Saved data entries

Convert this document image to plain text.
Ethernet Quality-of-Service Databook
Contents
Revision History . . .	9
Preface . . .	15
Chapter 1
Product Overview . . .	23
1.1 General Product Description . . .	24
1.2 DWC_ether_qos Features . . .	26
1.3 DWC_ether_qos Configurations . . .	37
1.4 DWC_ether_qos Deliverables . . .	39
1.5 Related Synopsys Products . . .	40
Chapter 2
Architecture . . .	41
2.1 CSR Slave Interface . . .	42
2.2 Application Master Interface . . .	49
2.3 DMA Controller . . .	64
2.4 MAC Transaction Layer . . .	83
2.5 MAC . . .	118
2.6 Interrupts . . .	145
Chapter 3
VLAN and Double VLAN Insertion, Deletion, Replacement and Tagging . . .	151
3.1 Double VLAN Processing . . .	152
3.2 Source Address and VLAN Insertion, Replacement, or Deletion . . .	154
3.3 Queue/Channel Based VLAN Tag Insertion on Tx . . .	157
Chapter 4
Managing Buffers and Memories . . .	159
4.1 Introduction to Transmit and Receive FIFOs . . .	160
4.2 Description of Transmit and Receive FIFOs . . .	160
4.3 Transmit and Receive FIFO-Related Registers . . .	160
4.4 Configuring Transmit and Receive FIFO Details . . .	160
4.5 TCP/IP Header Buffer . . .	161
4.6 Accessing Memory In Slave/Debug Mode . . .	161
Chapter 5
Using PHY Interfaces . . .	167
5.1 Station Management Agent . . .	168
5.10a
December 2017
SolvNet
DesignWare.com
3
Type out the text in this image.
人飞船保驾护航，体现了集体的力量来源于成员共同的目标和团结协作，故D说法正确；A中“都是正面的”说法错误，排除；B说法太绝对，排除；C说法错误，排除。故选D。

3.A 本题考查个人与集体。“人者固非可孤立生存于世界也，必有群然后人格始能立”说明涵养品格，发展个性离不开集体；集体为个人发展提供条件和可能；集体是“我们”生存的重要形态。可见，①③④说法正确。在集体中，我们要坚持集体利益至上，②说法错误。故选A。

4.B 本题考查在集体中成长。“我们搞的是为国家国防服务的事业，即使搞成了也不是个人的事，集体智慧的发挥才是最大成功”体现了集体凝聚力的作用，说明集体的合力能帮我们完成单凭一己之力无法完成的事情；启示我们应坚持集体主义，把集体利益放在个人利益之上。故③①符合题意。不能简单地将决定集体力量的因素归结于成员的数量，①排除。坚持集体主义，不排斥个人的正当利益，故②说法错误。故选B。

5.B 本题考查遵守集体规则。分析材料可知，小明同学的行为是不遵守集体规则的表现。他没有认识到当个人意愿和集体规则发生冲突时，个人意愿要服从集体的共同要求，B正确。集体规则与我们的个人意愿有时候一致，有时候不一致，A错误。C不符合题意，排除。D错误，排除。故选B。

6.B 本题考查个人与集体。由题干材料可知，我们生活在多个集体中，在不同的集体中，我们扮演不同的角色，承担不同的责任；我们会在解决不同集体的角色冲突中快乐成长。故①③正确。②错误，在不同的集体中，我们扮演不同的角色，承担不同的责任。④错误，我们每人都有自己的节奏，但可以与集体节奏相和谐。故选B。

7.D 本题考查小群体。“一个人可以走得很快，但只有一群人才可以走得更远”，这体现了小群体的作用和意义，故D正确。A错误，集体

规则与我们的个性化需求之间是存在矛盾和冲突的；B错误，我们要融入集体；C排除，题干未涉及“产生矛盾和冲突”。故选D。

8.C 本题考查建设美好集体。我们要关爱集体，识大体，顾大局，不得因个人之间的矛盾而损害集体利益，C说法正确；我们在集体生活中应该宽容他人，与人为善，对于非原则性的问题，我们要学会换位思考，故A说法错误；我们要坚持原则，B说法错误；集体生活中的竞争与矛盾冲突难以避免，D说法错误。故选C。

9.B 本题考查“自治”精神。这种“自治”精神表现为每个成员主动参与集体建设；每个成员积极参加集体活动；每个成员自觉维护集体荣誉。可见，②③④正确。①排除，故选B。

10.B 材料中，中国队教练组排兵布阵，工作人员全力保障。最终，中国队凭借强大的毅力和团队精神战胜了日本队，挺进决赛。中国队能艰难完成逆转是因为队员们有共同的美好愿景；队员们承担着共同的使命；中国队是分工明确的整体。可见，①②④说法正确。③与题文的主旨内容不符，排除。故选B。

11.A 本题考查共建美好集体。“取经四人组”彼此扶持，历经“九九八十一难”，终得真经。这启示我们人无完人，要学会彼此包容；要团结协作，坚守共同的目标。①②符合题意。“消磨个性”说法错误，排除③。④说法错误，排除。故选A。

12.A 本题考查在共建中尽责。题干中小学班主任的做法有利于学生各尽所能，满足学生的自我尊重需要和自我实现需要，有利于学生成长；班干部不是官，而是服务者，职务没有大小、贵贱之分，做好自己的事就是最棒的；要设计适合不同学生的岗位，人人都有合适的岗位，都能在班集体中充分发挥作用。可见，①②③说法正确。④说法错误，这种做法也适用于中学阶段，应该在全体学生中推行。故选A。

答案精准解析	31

• **SHORT TASK**
Pick out the lines containing the string "FIFOs".

• **SOLUTION FOR THIS TASK**
4.1 Introduction to Transmit and Receive FIFOs . . .	160
4.2 Description of Transmit and Receive FIFOs . . .	160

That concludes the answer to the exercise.